What this task involves> Extract the records in full, leaving every picture out.

Records for this task>
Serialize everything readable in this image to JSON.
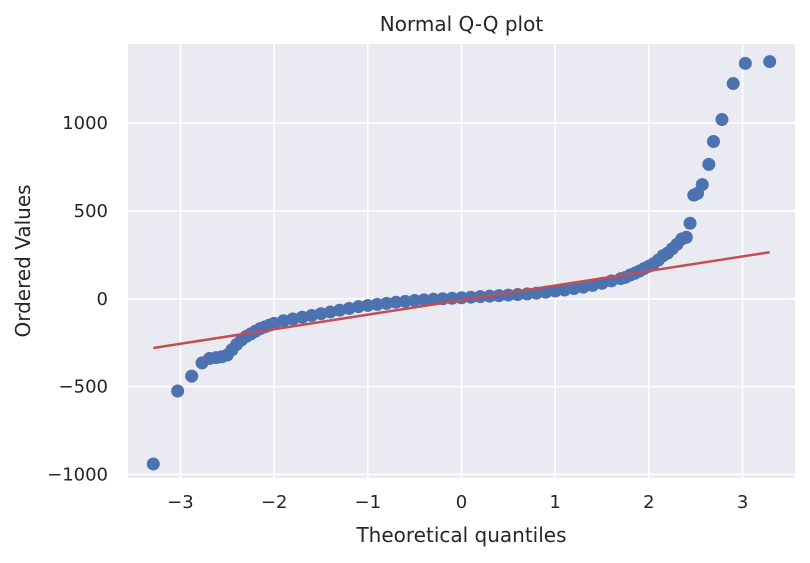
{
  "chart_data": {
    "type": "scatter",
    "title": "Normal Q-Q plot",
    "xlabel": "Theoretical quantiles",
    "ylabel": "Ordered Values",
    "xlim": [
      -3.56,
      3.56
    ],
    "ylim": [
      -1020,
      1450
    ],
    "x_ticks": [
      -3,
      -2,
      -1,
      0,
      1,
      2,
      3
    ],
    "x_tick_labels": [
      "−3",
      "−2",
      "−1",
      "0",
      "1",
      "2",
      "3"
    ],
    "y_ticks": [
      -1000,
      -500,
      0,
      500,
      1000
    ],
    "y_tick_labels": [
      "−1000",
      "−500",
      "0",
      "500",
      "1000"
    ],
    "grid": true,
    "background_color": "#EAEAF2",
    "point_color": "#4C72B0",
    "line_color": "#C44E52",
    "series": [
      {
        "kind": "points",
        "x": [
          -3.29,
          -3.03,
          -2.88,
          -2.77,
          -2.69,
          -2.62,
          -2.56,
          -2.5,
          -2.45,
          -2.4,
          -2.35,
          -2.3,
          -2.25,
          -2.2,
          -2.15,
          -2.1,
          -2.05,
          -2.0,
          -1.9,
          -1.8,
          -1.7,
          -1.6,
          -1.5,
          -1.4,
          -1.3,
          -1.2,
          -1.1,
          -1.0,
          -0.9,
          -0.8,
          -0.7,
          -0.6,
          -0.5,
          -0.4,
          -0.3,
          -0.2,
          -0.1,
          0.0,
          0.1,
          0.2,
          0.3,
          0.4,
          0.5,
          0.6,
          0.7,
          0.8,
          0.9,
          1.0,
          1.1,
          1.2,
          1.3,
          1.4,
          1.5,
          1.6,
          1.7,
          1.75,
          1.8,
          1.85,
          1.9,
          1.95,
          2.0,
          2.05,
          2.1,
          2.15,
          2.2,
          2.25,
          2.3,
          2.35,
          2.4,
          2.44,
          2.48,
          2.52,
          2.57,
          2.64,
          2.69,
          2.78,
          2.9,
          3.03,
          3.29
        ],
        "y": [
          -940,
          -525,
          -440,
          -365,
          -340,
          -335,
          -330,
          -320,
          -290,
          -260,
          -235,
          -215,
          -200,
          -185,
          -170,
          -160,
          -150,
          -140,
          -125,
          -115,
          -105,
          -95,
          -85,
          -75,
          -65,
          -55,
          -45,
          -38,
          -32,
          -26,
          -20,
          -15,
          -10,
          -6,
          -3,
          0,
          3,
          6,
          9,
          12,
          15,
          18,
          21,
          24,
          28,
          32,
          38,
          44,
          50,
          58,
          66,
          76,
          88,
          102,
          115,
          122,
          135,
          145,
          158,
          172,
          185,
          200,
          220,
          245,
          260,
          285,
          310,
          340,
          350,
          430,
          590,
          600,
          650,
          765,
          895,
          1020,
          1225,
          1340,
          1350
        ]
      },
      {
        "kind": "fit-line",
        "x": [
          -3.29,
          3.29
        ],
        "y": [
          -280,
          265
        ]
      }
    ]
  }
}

The reply>
Serialize everything readable in this image to JSON.
{
  "chart_data": {
    "type": "scatter",
    "title": "Normal Q-Q plot",
    "xlabel": "Theoretical quantiles",
    "ylabel": "Ordered Values",
    "xlim": [
      -3.56,
      3.56
    ],
    "ylim": [
      -1020,
      1450
    ],
    "x_ticks": [
      -3,
      -2,
      -1,
      0,
      1,
      2,
      3
    ],
    "x_tick_labels": [
      "−3",
      "−2",
      "−1",
      "0",
      "1",
      "2",
      "3"
    ],
    "y_ticks": [
      -1000,
      -500,
      0,
      500,
      1000
    ],
    "y_tick_labels": [
      "−1000",
      "−500",
      "0",
      "500",
      "1000"
    ],
    "grid": true,
    "background_color": "#EAEAF2",
    "point_color": "#4C72B0",
    "line_color": "#C44E52",
    "series": [
      {
        "kind": "points",
        "x": [
          -3.29,
          -3.03,
          -2.88,
          -2.77,
          -2.69,
          -2.62,
          -2.56,
          -2.5,
          -2.45,
          -2.4,
          -2.35,
          -2.3,
          -2.25,
          -2.2,
          -2.15,
          -2.1,
          -2.05,
          -2.0,
          -1.9,
          -1.8,
          -1.7,
          -1.6,
          -1.5,
          -1.4,
          -1.3,
          -1.2,
          -1.1,
          -1.0,
          -0.9,
          -0.8,
          -0.7,
          -0.6,
          -0.5,
          -0.4,
          -0.3,
          -0.2,
          -0.1,
          0.0,
          0.1,
          0.2,
          0.3,
          0.4,
          0.5,
          0.6,
          0.7,
          0.8,
          0.9,
          1.0,
          1.1,
          1.2,
          1.3,
          1.4,
          1.5,
          1.6,
          1.7,
          1.75,
          1.8,
          1.85,
          1.9,
          1.95,
          2.0,
          2.05,
          2.1,
          2.15,
          2.2,
          2.25,
          2.3,
          2.35,
          2.4,
          2.44,
          2.48,
          2.52,
          2.57,
          2.64,
          2.69,
          2.78,
          2.9,
          3.03,
          3.29
        ],
        "y": [
          -940,
          -525,
          -440,
          -365,
          -340,
          -335,
          -330,
          -320,
          -290,
          -260,
          -235,
          -215,
          -200,
          -185,
          -170,
          -160,
          -150,
          -140,
          -125,
          -115,
          -105,
          -95,
          -85,
          -75,
          -65,
          -55,
          -45,
          -38,
          -32,
          -26,
          -20,
          -15,
          -10,
          -6,
          -3,
          0,
          3,
          6,
          9,
          12,
          15,
          18,
          21,
          24,
          28,
          32,
          38,
          44,
          50,
          58,
          66,
          76,
          88,
          102,
          115,
          122,
          135,
          145,
          158,
          172,
          185,
          200,
          220,
          245,
          260,
          285,
          310,
          340,
          350,
          430,
          590,
          600,
          650,
          765,
          895,
          1020,
          1225,
          1340,
          1350
        ]
      },
      {
        "kind": "fit-line",
        "x": [
          -3.29,
          3.29
        ],
        "y": [
          -280,
          265
        ]
      }
    ]
  }
}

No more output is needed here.